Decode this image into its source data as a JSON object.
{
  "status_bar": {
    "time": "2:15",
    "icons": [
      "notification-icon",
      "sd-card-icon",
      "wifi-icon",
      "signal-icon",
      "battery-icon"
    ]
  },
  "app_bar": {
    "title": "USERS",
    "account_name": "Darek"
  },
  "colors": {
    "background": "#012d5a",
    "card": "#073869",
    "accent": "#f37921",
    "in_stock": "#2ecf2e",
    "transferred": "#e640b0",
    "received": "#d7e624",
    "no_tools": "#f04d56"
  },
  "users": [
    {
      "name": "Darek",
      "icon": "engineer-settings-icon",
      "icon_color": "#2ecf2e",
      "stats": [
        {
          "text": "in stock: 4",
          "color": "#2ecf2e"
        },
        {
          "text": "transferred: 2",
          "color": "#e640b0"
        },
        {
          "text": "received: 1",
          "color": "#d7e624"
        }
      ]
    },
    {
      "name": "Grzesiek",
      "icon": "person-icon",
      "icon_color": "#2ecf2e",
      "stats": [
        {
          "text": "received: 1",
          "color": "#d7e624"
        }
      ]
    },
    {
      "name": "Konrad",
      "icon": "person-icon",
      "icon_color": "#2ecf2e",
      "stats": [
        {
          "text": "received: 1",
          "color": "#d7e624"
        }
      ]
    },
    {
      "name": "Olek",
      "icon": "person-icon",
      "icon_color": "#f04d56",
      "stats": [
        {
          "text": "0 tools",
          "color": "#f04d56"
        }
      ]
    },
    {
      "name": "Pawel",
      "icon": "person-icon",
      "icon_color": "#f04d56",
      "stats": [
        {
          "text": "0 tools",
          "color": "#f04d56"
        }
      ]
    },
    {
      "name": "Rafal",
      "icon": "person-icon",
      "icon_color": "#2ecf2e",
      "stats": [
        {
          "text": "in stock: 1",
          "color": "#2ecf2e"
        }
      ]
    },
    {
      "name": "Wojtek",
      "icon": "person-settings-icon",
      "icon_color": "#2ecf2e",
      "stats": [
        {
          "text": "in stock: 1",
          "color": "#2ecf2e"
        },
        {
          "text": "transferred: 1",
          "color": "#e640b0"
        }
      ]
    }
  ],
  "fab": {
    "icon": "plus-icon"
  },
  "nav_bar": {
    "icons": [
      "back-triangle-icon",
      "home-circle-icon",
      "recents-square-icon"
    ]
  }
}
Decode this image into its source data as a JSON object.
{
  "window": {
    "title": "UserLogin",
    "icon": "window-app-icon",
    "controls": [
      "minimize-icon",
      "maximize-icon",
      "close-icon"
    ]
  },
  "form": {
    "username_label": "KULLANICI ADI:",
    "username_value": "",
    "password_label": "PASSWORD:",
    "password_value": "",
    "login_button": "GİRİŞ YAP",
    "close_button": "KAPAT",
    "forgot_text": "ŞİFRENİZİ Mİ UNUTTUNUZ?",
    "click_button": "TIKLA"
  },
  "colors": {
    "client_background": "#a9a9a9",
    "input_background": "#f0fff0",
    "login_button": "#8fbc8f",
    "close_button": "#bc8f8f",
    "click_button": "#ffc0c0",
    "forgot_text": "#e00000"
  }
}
==============================
The records above should be duplicated in full, exactly as given.

**The output**
Decode this image into its source data as a JSON object.
{
  "status_bar": {
    "time": "2:15",
    "icons": [
      "notification-icon",
      "sd-card-icon",
      "wifi-icon",
      "signal-icon",
      "battery-icon"
    ]
  },
  "app_bar": {
    "title": "USERS",
    "account_name": "Darek"
  },
  "colors": {
    "background": "#012d5a",
    "card": "#073869",
    "accent": "#f37921",
    "in_stock": "#2ecf2e",
    "transferred": "#e640b0",
    "received": "#d7e624",
    "no_tools": "#f04d56"
  },
  "users": [
    {
      "name": "Darek",
      "icon": "engineer-settings-icon",
      "icon_color": "#2ecf2e",
      "stats": [
        {
          "text": "in stock: 4",
          "color": "#2ecf2e"
        },
        {
          "text": "transferred: 2",
          "color": "#e640b0"
        },
        {
          "text": "received: 1",
          "color": "#d7e624"
        }
      ]
    },
    {
      "name": "Grzesiek",
      "icon": "person-icon",
      "icon_color": "#2ecf2e",
      "stats": [
        {
          "text": "received: 1",
          "color": "#d7e624"
        }
      ]
    },
    {
      "name": "Konrad",
      "icon": "person-icon",
      "icon_color": "#2ecf2e",
      "stats": [
        {
          "text": "received: 1",
          "color": "#d7e624"
        }
      ]
    },
    {
      "name": "Olek",
      "icon": "person-icon",
      "icon_color": "#f04d56",
      "stats": [
        {
          "text": "0 tools",
          "color": "#f04d56"
        }
      ]
    },
    {
      "name": "Pawel",
      "icon": "person-icon",
      "icon_color": "#f04d56",
      "stats": [
        {
          "text": "0 tools",
          "color": "#f04d56"
        }
      ]
    },
    {
      "name": "Rafal",
      "icon": "person-icon",
      "icon_color": "#2ecf2e",
      "stats": [
        {
          "text": "in stock: 1",
          "color": "#2ecf2e"
        }
      ]
    },
    {
      "name": "Wojtek",
      "icon": "person-settings-icon",
      "icon_color": "#2ecf2e",
      "stats": [
        {
          "text": "in stock: 1",
          "color": "#2ecf2e"
        },
        {
          "text": "transferred: 1",
          "color": "#e640b0"
        }
      ]
    }
  ],
  "fab": {
    "icon": "plus-icon"
  },
  "nav_bar": {
    "icons": [
      "back-triangle-icon",
      "home-circle-icon",
      "recents-square-icon"
    ]
  }
}
Decode this image into its source data as a JSON object.
{
  "window": {
    "title": "UserLogin",
    "icon": "window-app-icon",
    "controls": [
      "minimize-icon",
      "maximize-icon",
      "close-icon"
    ]
  },
  "form": {
    "username_label": "KULLANICI ADI:",
    "username_value": "",
    "password_label": "PASSWORD:",
    "password_value": "",
    "login_button": "GİRİŞ YAP",
    "close_button": "KAPAT",
    "forgot_text": "ŞİFRENİZİ Mİ UNUTTUNUZ?",
    "click_button": "TIKLA"
  },
  "colors": {
    "client_background": "#a9a9a9",
    "input_background": "#f0fff0",
    "login_button": "#8fbc8f",
    "close_button": "#bc8f8f",
    "click_button": "#ffc0c0",
    "forgot_text": "#e00000"
  }
}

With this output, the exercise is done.